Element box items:

+===+

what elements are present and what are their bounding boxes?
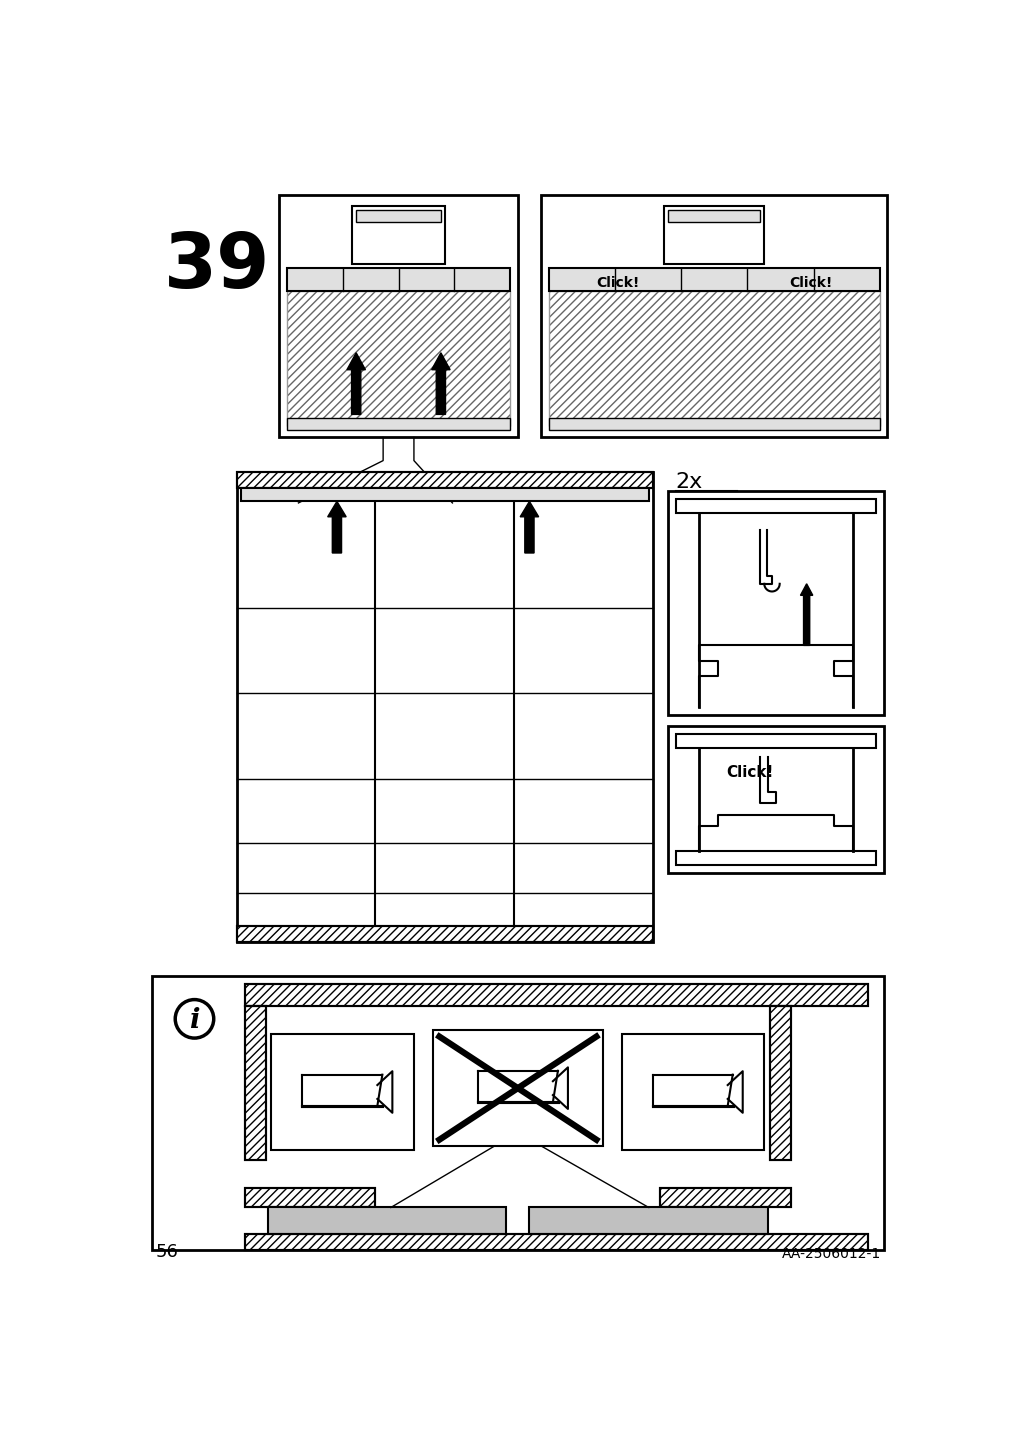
Bar <box>667 726 883 872</box>
Bar <box>237 473 652 487</box>
Text: 39: 39 <box>164 229 270 304</box>
Bar <box>286 268 510 291</box>
Bar <box>245 1189 375 1207</box>
Text: Click!: Click! <box>788 276 831 291</box>
Polygon shape <box>347 352 365 414</box>
Bar <box>245 984 867 1005</box>
Text: AA-2506012-1: AA-2506012-1 <box>782 1247 881 1262</box>
Bar <box>667 211 759 222</box>
Bar <box>769 1005 791 1160</box>
Bar <box>667 491 883 715</box>
Bar <box>267 1207 506 1234</box>
Bar <box>286 418 510 430</box>
Bar <box>548 268 879 291</box>
Bar <box>548 291 879 425</box>
Bar <box>245 1005 266 1160</box>
Text: 2x: 2x <box>675 473 703 493</box>
Bar <box>237 473 652 942</box>
Text: Click!: Click! <box>725 765 772 780</box>
Text: Click!: Click! <box>595 276 639 291</box>
Bar <box>241 487 648 501</box>
Text: i: i <box>189 1007 199 1034</box>
Bar <box>529 1207 767 1234</box>
Polygon shape <box>432 352 450 414</box>
Bar <box>271 1034 413 1150</box>
Bar <box>548 291 879 425</box>
Bar <box>433 1031 602 1146</box>
Bar <box>675 735 876 748</box>
Bar <box>279 195 518 438</box>
Bar <box>286 291 510 425</box>
Polygon shape <box>328 501 346 553</box>
Bar <box>621 1034 763 1150</box>
Bar <box>352 206 444 265</box>
Polygon shape <box>520 501 538 553</box>
Polygon shape <box>800 584 812 646</box>
Bar <box>245 984 867 1005</box>
Bar <box>675 500 876 513</box>
Bar <box>237 927 652 942</box>
Bar <box>660 1189 791 1207</box>
Text: 56: 56 <box>156 1243 179 1262</box>
Bar <box>548 418 879 430</box>
Bar <box>152 977 883 1250</box>
Bar <box>356 211 441 222</box>
Bar <box>660 1189 791 1207</box>
Bar <box>237 927 652 942</box>
Bar <box>675 851 876 865</box>
Bar <box>245 1234 867 1250</box>
Bar <box>663 206 763 265</box>
Circle shape <box>175 1000 213 1038</box>
Bar <box>245 1234 867 1250</box>
Bar <box>286 291 510 425</box>
Bar <box>541 195 887 438</box>
Bar <box>245 1005 266 1160</box>
Bar <box>769 1005 791 1160</box>
Bar <box>237 473 652 487</box>
Bar <box>245 1189 375 1207</box>
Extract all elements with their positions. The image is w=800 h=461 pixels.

+===+

Copy every item above line for line, without any changes, and leave the pictures out.

▶ _Solution for this exercise_:
what elements are present and what are their bounding boxes?
Bar <box>667 726 883 872</box>
Bar <box>237 473 652 487</box>
Text: 39: 39 <box>164 229 270 304</box>
Bar <box>286 268 510 291</box>
Bar <box>245 1189 375 1207</box>
Text: Click!: Click! <box>788 276 831 291</box>
Polygon shape <box>347 352 365 414</box>
Bar <box>245 984 867 1005</box>
Text: AA-2506012-1: AA-2506012-1 <box>782 1247 881 1262</box>
Bar <box>667 211 759 222</box>
Bar <box>769 1005 791 1160</box>
Bar <box>667 491 883 715</box>
Bar <box>267 1207 506 1234</box>
Bar <box>286 418 510 430</box>
Bar <box>548 268 879 291</box>
Bar <box>548 291 879 425</box>
Bar <box>245 1005 266 1160</box>
Text: 2x: 2x <box>675 473 703 493</box>
Bar <box>237 473 652 942</box>
Text: Click!: Click! <box>725 765 772 780</box>
Text: Click!: Click! <box>595 276 639 291</box>
Bar <box>241 487 648 501</box>
Text: i: i <box>189 1007 199 1034</box>
Bar <box>529 1207 767 1234</box>
Polygon shape <box>432 352 450 414</box>
Bar <box>271 1034 413 1150</box>
Bar <box>548 291 879 425</box>
Bar <box>433 1031 602 1146</box>
Bar <box>675 735 876 748</box>
Bar <box>279 195 518 438</box>
Bar <box>286 291 510 425</box>
Polygon shape <box>328 501 346 553</box>
Bar <box>621 1034 763 1150</box>
Bar <box>352 206 444 265</box>
Polygon shape <box>520 501 538 553</box>
Polygon shape <box>800 584 812 646</box>
Bar <box>245 984 867 1005</box>
Bar <box>675 500 876 513</box>
Bar <box>237 927 652 942</box>
Bar <box>660 1189 791 1207</box>
Text: 56: 56 <box>156 1243 179 1262</box>
Bar <box>548 418 879 430</box>
Bar <box>152 977 883 1250</box>
Bar <box>356 211 441 222</box>
Bar <box>660 1189 791 1207</box>
Bar <box>237 927 652 942</box>
Bar <box>675 851 876 865</box>
Bar <box>245 1234 867 1250</box>
Bar <box>663 206 763 265</box>
Circle shape <box>175 1000 213 1038</box>
Bar <box>245 1234 867 1250</box>
Bar <box>286 291 510 425</box>
Bar <box>541 195 887 438</box>
Bar <box>245 1005 266 1160</box>
Bar <box>769 1005 791 1160</box>
Bar <box>237 473 652 487</box>
Bar <box>245 1189 375 1207</box>
Extract all elements with their positions. The image is w=800 h=461 pixels.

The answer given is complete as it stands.